• **What you have to do**
Locate all lines in the data below that hold "DEVELOPERS" and show them.

• **Data excerpts**
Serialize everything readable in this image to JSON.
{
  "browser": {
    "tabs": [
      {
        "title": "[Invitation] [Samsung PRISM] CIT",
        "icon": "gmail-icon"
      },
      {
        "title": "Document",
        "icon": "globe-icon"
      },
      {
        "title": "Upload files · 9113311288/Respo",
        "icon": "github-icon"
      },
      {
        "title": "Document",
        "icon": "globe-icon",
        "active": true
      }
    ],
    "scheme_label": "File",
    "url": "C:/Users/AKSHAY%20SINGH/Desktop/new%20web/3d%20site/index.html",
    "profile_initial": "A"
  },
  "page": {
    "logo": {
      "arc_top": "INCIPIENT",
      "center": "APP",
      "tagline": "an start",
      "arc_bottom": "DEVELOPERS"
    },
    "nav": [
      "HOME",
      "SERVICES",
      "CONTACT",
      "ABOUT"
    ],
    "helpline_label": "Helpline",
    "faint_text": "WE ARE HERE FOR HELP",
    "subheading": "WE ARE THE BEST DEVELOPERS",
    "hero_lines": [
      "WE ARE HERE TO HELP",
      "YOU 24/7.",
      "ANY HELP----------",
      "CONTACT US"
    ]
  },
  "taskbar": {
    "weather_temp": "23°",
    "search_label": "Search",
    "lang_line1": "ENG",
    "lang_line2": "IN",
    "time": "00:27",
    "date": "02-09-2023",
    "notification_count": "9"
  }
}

* * *

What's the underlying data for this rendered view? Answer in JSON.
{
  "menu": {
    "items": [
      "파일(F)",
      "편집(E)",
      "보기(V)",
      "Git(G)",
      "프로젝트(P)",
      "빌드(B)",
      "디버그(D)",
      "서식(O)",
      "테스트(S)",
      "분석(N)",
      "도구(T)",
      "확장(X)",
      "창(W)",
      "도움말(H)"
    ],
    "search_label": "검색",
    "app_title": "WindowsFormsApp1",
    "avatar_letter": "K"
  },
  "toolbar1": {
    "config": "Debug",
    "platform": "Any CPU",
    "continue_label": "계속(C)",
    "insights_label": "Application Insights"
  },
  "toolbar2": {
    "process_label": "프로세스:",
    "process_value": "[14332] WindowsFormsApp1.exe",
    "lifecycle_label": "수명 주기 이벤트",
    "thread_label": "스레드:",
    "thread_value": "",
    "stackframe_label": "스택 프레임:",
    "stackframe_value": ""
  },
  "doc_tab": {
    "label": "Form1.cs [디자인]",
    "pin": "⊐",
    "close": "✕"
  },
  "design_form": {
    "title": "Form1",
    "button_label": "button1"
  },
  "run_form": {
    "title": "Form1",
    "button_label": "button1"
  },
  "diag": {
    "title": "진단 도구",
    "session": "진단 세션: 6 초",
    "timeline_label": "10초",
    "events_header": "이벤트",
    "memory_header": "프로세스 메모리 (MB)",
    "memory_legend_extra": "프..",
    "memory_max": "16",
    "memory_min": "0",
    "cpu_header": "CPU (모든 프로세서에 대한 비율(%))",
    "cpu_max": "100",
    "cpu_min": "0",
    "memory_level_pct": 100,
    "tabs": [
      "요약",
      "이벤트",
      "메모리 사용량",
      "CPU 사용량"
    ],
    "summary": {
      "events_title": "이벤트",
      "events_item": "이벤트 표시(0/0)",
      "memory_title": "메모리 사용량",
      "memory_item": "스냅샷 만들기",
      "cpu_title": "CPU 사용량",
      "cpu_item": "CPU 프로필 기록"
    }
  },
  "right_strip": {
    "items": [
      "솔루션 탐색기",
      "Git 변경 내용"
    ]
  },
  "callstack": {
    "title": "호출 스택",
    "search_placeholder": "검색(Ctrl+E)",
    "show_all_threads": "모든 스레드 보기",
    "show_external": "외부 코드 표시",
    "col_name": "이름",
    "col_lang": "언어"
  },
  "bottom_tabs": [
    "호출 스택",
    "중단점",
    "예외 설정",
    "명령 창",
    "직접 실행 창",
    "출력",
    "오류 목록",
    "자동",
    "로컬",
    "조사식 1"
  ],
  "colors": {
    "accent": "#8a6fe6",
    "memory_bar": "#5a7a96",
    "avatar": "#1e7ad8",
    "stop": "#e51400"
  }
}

• **Answer in full**
      "arc_bottom": "DEVELOPERS"
    "subheading": "WE ARE THE BEST DEVELOPERS",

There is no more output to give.